**Task details**
Write out the entire listing below exactly as it appears, minus any pictures.

**Excerpted records**
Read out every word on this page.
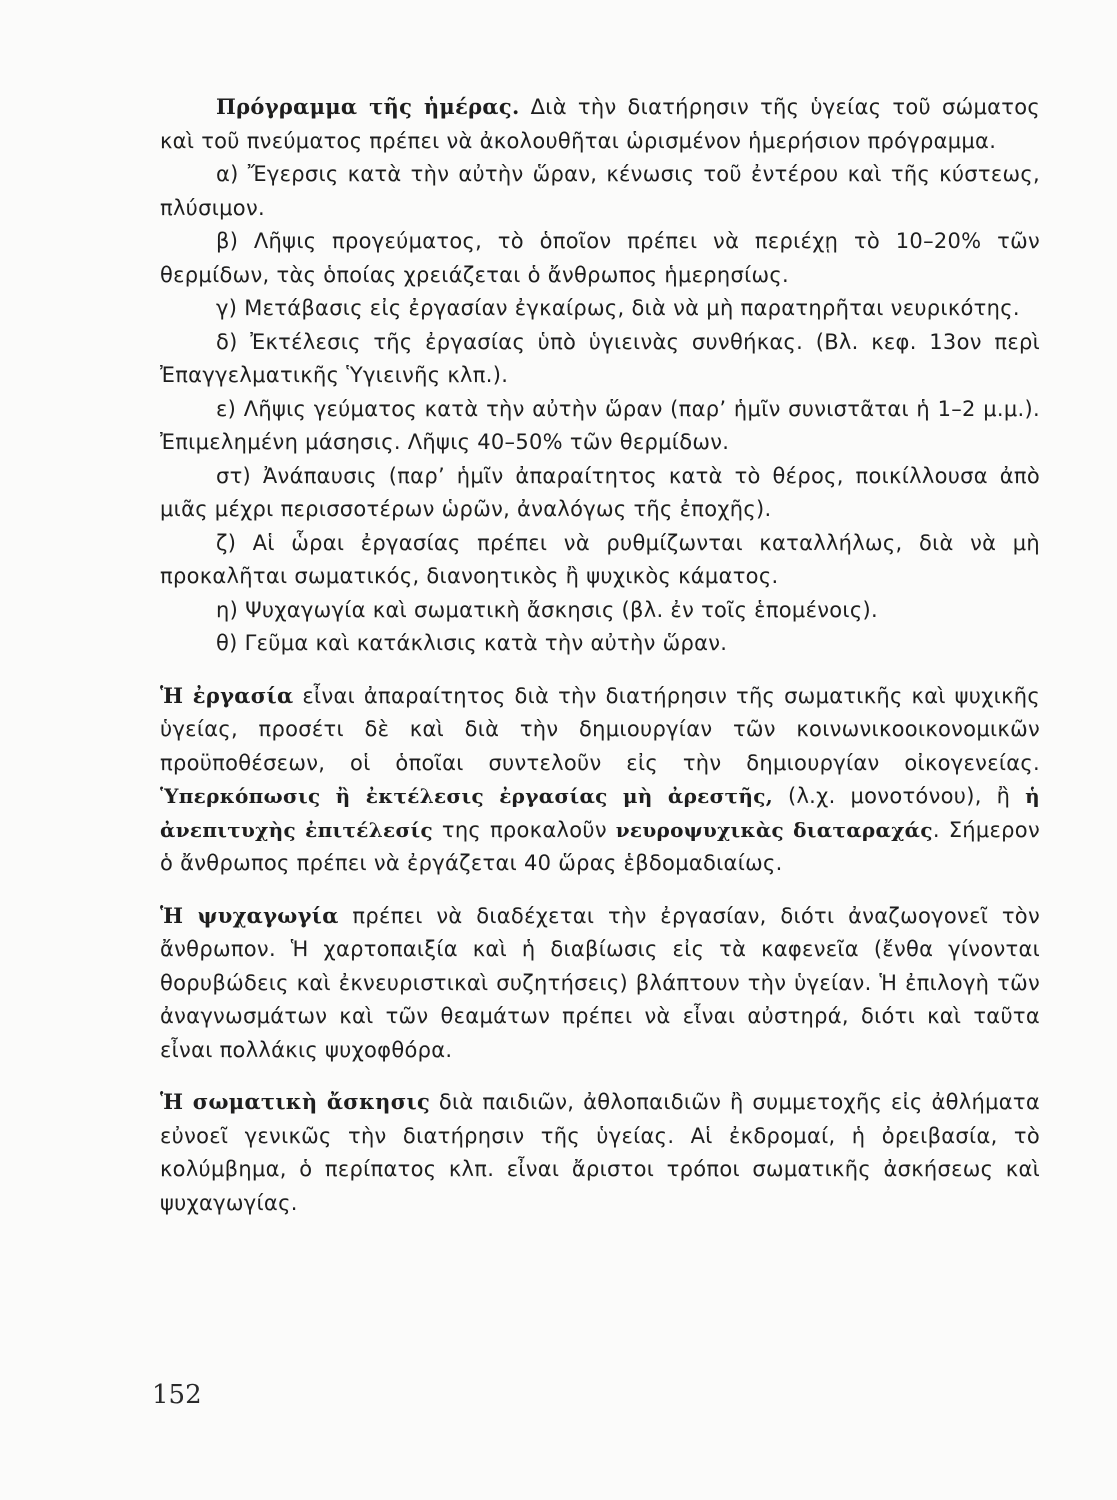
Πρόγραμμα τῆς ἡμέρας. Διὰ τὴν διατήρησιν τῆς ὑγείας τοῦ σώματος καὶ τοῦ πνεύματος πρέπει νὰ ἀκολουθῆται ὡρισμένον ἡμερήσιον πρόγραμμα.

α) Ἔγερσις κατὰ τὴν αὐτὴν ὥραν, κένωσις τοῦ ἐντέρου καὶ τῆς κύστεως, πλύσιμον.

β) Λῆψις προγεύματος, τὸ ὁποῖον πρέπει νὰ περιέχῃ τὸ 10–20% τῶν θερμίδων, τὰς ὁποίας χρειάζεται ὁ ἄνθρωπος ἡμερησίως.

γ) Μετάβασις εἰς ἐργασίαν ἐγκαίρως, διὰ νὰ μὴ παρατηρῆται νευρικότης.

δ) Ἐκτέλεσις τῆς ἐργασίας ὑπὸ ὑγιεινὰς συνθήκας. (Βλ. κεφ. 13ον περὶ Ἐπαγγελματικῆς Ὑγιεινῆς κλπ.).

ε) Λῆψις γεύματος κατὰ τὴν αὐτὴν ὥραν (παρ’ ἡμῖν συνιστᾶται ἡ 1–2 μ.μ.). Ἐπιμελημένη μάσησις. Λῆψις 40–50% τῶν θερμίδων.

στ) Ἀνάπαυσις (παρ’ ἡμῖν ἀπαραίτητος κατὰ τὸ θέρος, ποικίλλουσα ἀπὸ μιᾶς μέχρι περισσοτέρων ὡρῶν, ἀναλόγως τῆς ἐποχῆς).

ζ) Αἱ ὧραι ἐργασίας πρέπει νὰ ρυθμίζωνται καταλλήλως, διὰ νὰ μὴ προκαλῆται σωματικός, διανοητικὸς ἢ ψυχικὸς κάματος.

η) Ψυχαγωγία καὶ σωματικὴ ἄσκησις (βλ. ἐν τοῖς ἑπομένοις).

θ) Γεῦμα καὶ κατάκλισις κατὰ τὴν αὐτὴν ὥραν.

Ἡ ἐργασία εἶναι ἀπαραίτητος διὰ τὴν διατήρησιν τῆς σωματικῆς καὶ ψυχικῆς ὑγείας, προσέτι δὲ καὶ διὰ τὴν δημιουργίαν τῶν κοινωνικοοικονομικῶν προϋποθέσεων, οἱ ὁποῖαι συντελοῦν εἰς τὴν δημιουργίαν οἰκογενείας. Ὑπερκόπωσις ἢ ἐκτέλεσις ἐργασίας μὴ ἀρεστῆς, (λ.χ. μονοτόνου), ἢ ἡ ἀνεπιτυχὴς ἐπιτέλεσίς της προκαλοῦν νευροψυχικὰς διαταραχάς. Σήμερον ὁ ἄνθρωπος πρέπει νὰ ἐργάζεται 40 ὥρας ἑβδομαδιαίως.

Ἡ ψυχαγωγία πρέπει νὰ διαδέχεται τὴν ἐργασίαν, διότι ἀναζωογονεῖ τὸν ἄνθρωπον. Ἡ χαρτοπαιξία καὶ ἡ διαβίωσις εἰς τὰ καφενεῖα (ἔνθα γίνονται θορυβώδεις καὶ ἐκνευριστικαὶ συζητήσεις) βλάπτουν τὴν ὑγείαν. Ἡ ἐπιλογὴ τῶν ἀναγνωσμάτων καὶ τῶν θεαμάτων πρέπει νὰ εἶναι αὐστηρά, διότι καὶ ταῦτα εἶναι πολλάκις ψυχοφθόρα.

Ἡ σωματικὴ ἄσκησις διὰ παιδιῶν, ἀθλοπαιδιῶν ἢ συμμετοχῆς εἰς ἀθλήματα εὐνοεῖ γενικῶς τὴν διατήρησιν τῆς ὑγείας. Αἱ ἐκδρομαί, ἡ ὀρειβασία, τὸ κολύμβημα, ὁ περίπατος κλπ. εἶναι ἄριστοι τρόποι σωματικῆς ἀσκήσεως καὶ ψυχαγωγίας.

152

**Exercise result**
Read out every word on this page.
Πρόγραμμα τῆς ἡμέρας. Διὰ τὴν διατήρησιν τῆς ὑγείας τοῦ σώματος καὶ τοῦ πνεύματος πρέπει νὰ ἀκολουθῆται ὡρισμένον ἡμερήσιον πρόγραμμα.

α) Ἔγερσις κατὰ τὴν αὐτὴν ὥραν, κένωσις τοῦ ἐντέρου καὶ τῆς κύστεως, πλύσιμον.

β) Λῆψις προγεύματος, τὸ ὁποῖον πρέπει νὰ περιέχῃ τὸ 10–20% τῶν θερμίδων, τὰς ὁποίας χρειάζεται ὁ ἄνθρωπος ἡμερησίως.

γ) Μετάβασις εἰς ἐργασίαν ἐγκαίρως, διὰ νὰ μὴ παρατηρῆται νευρικότης.

δ) Ἐκτέλεσις τῆς ἐργασίας ὑπὸ ὑγιεινὰς συνθήκας. (Βλ. κεφ. 13ον περὶ Ἐπαγγελματικῆς Ὑγιεινῆς κλπ.).

ε) Λῆψις γεύματος κατὰ τὴν αὐτὴν ὥραν (παρ’ ἡμῖν συνιστᾶται ἡ 1–2 μ.μ.). Ἐπιμελημένη μάσησις. Λῆψις 40–50% τῶν θερμίδων.

στ) Ἀνάπαυσις (παρ’ ἡμῖν ἀπαραίτητος κατὰ τὸ θέρος, ποικίλλουσα ἀπὸ μιᾶς μέχρι περισσοτέρων ὡρῶν, ἀναλόγως τῆς ἐποχῆς).

ζ) Αἱ ὧραι ἐργασίας πρέπει νὰ ρυθμίζωνται καταλλήλως, διὰ νὰ μὴ προκαλῆται σωματικός, διανοητικὸς ἢ ψυχικὸς κάματος.

η) Ψυχαγωγία καὶ σωματικὴ ἄσκησις (βλ. ἐν τοῖς ἑπομένοις).

θ) Γεῦμα καὶ κατάκλισις κατὰ τὴν αὐτὴν ὥραν.

Ἡ ἐργασία εἶναι ἀπαραίτητος διὰ τὴν διατήρησιν τῆς σωματικῆς καὶ ψυχικῆς ὑγείας, προσέτι δὲ καὶ διὰ τὴν δημιουργίαν τῶν κοινωνικοοικονομικῶν προϋποθέσεων, οἱ ὁποῖαι συντελοῦν εἰς τὴν δημιουργίαν οἰκογενείας. Ὑπερκόπωσις ἢ ἐκτέλεσις ἐργασίας μὴ ἀρεστῆς, (λ.χ. μονοτόνου), ἢ ἡ ἀνεπιτυχὴς ἐπιτέλεσίς της προκαλοῦν νευροψυχικὰς διαταραχάς. Σήμερον ὁ ἄνθρωπος πρέπει νὰ ἐργάζεται 40 ὥρας ἑβδομαδιαίως.

Ἡ ψυχαγωγία πρέπει νὰ διαδέχεται τὴν ἐργασίαν, διότι ἀναζωογονεῖ τὸν ἄνθρωπον. Ἡ χαρτοπαιξία καὶ ἡ διαβίωσις εἰς τὰ καφενεῖα (ἔνθα γίνονται θορυβώδεις καὶ ἐκνευριστικαὶ συζητήσεις) βλάπτουν τὴν ὑγείαν. Ἡ ἐπιλογὴ τῶν ἀναγνωσμάτων καὶ τῶν θεαμάτων πρέπει νὰ εἶναι αὐστηρά, διότι καὶ ταῦτα εἶναι πολλάκις ψυχοφθόρα.

Ἡ σωματικὴ ἄσκησις διὰ παιδιῶν, ἀθλοπαιδιῶν ἢ συμμετοχῆς εἰς ἀθλήματα εὐνοεῖ γενικῶς τὴν διατήρησιν τῆς ὑγείας. Αἱ ἐκδρομαί, ἡ ὀρειβασία, τὸ κολύμβημα, ὁ περίπατος κλπ. εἶναι ἄριστοι τρόποι σωματικῆς ἀσκήσεως καὶ ψυχαγωγίας.

152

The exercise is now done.